▶ **Problem to work on**:
Select the lines below containing the word "blocked".
** START OF Exercise material **
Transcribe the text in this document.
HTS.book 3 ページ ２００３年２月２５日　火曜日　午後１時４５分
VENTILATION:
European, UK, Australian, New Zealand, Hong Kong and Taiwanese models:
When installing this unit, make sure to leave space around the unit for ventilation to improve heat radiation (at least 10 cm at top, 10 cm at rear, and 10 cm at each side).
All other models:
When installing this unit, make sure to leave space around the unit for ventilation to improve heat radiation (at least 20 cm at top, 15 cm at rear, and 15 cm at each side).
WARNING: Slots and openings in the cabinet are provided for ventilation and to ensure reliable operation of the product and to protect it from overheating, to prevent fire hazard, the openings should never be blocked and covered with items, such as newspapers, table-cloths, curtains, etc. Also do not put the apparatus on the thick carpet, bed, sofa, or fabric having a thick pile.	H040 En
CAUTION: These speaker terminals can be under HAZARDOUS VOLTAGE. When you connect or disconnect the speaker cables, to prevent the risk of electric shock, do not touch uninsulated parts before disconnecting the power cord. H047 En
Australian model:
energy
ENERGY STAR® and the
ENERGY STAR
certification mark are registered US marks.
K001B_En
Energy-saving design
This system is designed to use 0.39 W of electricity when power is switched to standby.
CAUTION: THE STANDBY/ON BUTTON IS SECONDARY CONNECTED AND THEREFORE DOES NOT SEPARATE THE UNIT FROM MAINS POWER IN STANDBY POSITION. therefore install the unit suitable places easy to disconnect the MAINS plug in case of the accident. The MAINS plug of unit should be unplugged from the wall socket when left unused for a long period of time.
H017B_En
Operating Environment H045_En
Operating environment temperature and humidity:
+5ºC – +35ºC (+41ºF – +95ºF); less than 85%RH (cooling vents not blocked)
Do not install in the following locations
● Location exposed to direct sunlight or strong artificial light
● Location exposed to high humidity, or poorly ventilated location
** END OF Exercise material **
▶ **Answer in full**:
WARNING: Slots and openings in the cabinet are provided for ventilation and to ensure reliable operation of the product and to protect it from overheating, to prevent fire hazard, the openings should never be blocked and covered with items, such as newspapers, table-cloths, curtains, etc. Also do not put the apparatus on the thick carpet, bed, sofa, or fabric having a thick pile.	H040 En
+5ºC – +35ºC (+41ºF – +95ºF); less than 85%RH (cooling vents not blocked)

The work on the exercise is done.